- Task objective
The entries need to be copied exactly.

Items from a dataset:
============================================================

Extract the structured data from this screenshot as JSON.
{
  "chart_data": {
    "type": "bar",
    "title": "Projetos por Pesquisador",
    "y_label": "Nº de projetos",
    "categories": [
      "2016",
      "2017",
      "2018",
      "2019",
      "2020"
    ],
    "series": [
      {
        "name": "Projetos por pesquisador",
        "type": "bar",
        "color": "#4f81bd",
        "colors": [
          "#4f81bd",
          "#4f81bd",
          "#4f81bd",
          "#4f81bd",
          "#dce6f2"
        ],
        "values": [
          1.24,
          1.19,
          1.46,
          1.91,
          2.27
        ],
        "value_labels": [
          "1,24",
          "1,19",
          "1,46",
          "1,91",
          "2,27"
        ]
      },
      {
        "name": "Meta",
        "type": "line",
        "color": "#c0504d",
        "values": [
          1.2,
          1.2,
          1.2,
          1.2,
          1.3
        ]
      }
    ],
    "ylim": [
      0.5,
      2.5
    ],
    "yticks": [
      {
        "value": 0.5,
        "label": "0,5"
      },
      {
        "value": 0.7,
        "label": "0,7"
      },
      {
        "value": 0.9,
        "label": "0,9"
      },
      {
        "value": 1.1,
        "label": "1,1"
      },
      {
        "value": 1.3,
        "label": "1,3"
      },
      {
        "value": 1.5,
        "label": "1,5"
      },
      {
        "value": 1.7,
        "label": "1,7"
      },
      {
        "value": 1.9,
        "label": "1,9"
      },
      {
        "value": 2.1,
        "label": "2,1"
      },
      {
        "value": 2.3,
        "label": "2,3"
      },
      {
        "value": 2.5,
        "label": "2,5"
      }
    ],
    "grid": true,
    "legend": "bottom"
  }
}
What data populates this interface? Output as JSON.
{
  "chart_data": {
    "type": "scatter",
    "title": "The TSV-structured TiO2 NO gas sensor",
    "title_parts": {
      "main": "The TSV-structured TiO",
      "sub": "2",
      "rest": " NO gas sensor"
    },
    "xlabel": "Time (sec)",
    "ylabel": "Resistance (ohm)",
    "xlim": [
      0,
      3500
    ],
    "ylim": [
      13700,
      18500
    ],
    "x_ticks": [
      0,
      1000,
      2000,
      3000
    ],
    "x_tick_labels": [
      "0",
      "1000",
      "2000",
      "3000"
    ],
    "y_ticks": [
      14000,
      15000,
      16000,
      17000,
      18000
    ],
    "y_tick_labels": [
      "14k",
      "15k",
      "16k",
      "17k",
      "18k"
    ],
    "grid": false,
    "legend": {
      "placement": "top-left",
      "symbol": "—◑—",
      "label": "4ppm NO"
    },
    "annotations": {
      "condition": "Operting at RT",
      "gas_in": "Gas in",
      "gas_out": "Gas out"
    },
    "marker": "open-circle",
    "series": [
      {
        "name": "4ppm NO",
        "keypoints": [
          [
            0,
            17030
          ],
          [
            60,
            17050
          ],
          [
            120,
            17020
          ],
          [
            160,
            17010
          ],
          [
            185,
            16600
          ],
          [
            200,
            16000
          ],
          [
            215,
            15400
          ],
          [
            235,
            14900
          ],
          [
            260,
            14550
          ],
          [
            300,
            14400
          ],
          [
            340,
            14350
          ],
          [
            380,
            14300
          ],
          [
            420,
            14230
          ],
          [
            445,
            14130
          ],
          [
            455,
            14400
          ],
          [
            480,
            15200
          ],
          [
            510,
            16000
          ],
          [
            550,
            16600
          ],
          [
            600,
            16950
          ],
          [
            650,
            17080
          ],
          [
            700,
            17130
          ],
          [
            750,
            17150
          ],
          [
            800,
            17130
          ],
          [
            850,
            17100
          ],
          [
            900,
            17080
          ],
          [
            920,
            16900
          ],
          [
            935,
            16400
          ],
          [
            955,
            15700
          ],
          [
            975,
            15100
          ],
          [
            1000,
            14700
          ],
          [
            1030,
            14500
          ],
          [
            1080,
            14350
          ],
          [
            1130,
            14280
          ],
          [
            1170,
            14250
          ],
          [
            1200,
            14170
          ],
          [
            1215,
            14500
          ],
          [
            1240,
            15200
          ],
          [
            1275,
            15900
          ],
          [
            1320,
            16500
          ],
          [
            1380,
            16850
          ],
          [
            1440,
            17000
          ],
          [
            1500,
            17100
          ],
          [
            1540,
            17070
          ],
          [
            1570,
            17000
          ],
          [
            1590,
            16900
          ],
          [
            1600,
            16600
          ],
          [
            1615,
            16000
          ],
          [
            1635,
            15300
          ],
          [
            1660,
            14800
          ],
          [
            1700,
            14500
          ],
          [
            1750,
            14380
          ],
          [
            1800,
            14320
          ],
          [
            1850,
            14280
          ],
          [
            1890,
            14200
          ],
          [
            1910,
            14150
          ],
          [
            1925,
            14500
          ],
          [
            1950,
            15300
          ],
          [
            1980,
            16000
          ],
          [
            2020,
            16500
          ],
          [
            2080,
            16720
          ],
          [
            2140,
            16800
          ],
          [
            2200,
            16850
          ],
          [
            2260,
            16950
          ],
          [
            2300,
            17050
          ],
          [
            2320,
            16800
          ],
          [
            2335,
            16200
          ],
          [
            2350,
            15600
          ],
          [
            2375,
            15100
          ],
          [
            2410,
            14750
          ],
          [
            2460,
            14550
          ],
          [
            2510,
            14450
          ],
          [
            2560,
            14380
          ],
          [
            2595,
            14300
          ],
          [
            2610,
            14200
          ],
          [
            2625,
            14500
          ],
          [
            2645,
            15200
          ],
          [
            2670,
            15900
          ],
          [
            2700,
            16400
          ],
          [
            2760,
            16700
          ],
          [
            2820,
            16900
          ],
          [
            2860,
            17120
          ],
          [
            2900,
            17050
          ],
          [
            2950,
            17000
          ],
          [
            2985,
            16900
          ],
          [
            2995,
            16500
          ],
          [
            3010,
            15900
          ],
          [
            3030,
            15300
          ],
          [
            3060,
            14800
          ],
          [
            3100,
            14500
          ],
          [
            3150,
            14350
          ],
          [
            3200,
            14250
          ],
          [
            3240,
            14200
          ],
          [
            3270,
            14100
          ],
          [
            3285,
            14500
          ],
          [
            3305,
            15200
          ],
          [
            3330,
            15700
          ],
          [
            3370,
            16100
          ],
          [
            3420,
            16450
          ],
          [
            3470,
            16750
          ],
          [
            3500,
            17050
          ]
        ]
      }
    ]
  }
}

============================================================

- Completed task
Extract the structured data from this screenshot as JSON.
{
  "chart_data": {
    "type": "bar",
    "title": "Projetos por Pesquisador",
    "y_label": "Nº de projetos",
    "categories": [
      "2016",
      "2017",
      "2018",
      "2019",
      "2020"
    ],
    "series": [
      {
        "name": "Projetos por pesquisador",
        "type": "bar",
        "color": "#4f81bd",
        "colors": [
          "#4f81bd",
          "#4f81bd",
          "#4f81bd",
          "#4f81bd",
          "#dce6f2"
        ],
        "values": [
          1.24,
          1.19,
          1.46,
          1.91,
          2.27
        ],
        "value_labels": [
          "1,24",
          "1,19",
          "1,46",
          "1,91",
          "2,27"
        ]
      },
      {
        "name": "Meta",
        "type": "line",
        "color": "#c0504d",
        "values": [
          1.2,
          1.2,
          1.2,
          1.2,
          1.3
        ]
      }
    ],
    "ylim": [
      0.5,
      2.5
    ],
    "yticks": [
      {
        "value": 0.5,
        "label": "0,5"
      },
      {
        "value": 0.7,
        "label": "0,7"
      },
      {
        "value": 0.9,
        "label": "0,9"
      },
      {
        "value": 1.1,
        "label": "1,1"
      },
      {
        "value": 1.3,
        "label": "1,3"
      },
      {
        "value": 1.5,
        "label": "1,5"
      },
      {
        "value": 1.7,
        "label": "1,7"
      },
      {
        "value": 1.9,
        "label": "1,9"
      },
      {
        "value": 2.1,
        "label": "2,1"
      },
      {
        "value": 2.3,
        "label": "2,3"
      },
      {
        "value": 2.5,
        "label": "2,5"
      }
    ],
    "grid": true,
    "legend": "bottom"
  }
}
What data populates this interface? Output as JSON.
{
  "chart_data": {
    "type": "scatter",
    "title": "The TSV-structured TiO2 NO gas sensor",
    "title_parts": {
      "main": "The TSV-structured TiO",
      "sub": "2",
      "rest": " NO gas sensor"
    },
    "xlabel": "Time (sec)",
    "ylabel": "Resistance (ohm)",
    "xlim": [
      0,
      3500
    ],
    "ylim": [
      13700,
      18500
    ],
    "x_ticks": [
      0,
      1000,
      2000,
      3000
    ],
    "x_tick_labels": [
      "0",
      "1000",
      "2000",
      "3000"
    ],
    "y_ticks": [
      14000,
      15000,
      16000,
      17000,
      18000
    ],
    "y_tick_labels": [
      "14k",
      "15k",
      "16k",
      "17k",
      "18k"
    ],
    "grid": false,
    "legend": {
      "placement": "top-left",
      "symbol": "—◑—",
      "label": "4ppm NO"
    },
    "annotations": {
      "condition": "Operting at RT",
      "gas_in": "Gas in",
      "gas_out": "Gas out"
    },
    "marker": "open-circle",
    "series": [
      {
        "name": "4ppm NO",
        "keypoints": [
          [
            0,
            17030
          ],
          [
            60,
            17050
          ],
          [
            120,
            17020
          ],
          [
            160,
            17010
          ],
          [
            185,
            16600
          ],
          [
            200,
            16000
          ],
          [
            215,
            15400
          ],
          [
            235,
            14900
          ],
          [
            260,
            14550
          ],
          [
            300,
            14400
          ],
          [
            340,
            14350
          ],
          [
            380,
            14300
          ],
          [
            420,
            14230
          ],
          [
            445,
            14130
          ],
          [
            455,
            14400
          ],
          [
            480,
            15200
          ],
          [
            510,
            16000
          ],
          [
            550,
            16600
          ],
          [
            600,
            16950
          ],
          [
            650,
            17080
          ],
          [
            700,
            17130
          ],
          [
            750,
            17150
          ],
          [
            800,
            17130
          ],
          [
            850,
            17100
          ],
          [
            900,
            17080
          ],
          [
            920,
            16900
          ],
          [
            935,
            16400
          ],
          [
            955,
            15700
          ],
          [
            975,
            15100
          ],
          [
            1000,
            14700
          ],
          [
            1030,
            14500
          ],
          [
            1080,
            14350
          ],
          [
            1130,
            14280
          ],
          [
            1170,
            14250
          ],
          [
            1200,
            14170
          ],
          [
            1215,
            14500
          ],
          [
            1240,
            15200
          ],
          [
            1275,
            15900
          ],
          [
            1320,
            16500
          ],
          [
            1380,
            16850
          ],
          [
            1440,
            17000
          ],
          [
            1500,
            17100
          ],
          [
            1540,
            17070
          ],
          [
            1570,
            17000
          ],
          [
            1590,
            16900
          ],
          [
            1600,
            16600
          ],
          [
            1615,
            16000
          ],
          [
            1635,
            15300
          ],
          [
            1660,
            14800
          ],
          [
            1700,
            14500
          ],
          [
            1750,
            14380
          ],
          [
            1800,
            14320
          ],
          [
            1850,
            14280
          ],
          [
            1890,
            14200
          ],
          [
            1910,
            14150
          ],
          [
            1925,
            14500
          ],
          [
            1950,
            15300
          ],
          [
            1980,
            16000
          ],
          [
            2020,
            16500
          ],
          [
            2080,
            16720
          ],
          [
            2140,
            16800
          ],
          [
            2200,
            16850
          ],
          [
            2260,
            16950
          ],
          [
            2300,
            17050
          ],
          [
            2320,
            16800
          ],
          [
            2335,
            16200
          ],
          [
            2350,
            15600
          ],
          [
            2375,
            15100
          ],
          [
            2410,
            14750
          ],
          [
            2460,
            14550
          ],
          [
            2510,
            14450
          ],
          [
            2560,
            14380
          ],
          [
            2595,
            14300
          ],
          [
            2610,
            14200
          ],
          [
            2625,
            14500
          ],
          [
            2645,
            15200
          ],
          [
            2670,
            15900
          ],
          [
            2700,
            16400
          ],
          [
            2760,
            16700
          ],
          [
            2820,
            16900
          ],
          [
            2860,
            17120
          ],
          [
            2900,
            17050
          ],
          [
            2950,
            17000
          ],
          [
            2985,
            16900
          ],
          [
            2995,
            16500
          ],
          [
            3010,
            15900
          ],
          [
            3030,
            15300
          ],
          [
            3060,
            14800
          ],
          [
            3100,
            14500
          ],
          [
            3150,
            14350
          ],
          [
            3200,
            14250
          ],
          [
            3240,
            14200
          ],
          [
            3270,
            14100
          ],
          [
            3285,
            14500
          ],
          [
            3305,
            15200
          ],
          [
            3330,
            15700
          ],
          [
            3370,
            16100
          ],
          [
            3420,
            16450
          ],
          [
            3470,
            16750
          ],
          [
            3500,
            17050
          ]
        ]
      }
    ]
  }
}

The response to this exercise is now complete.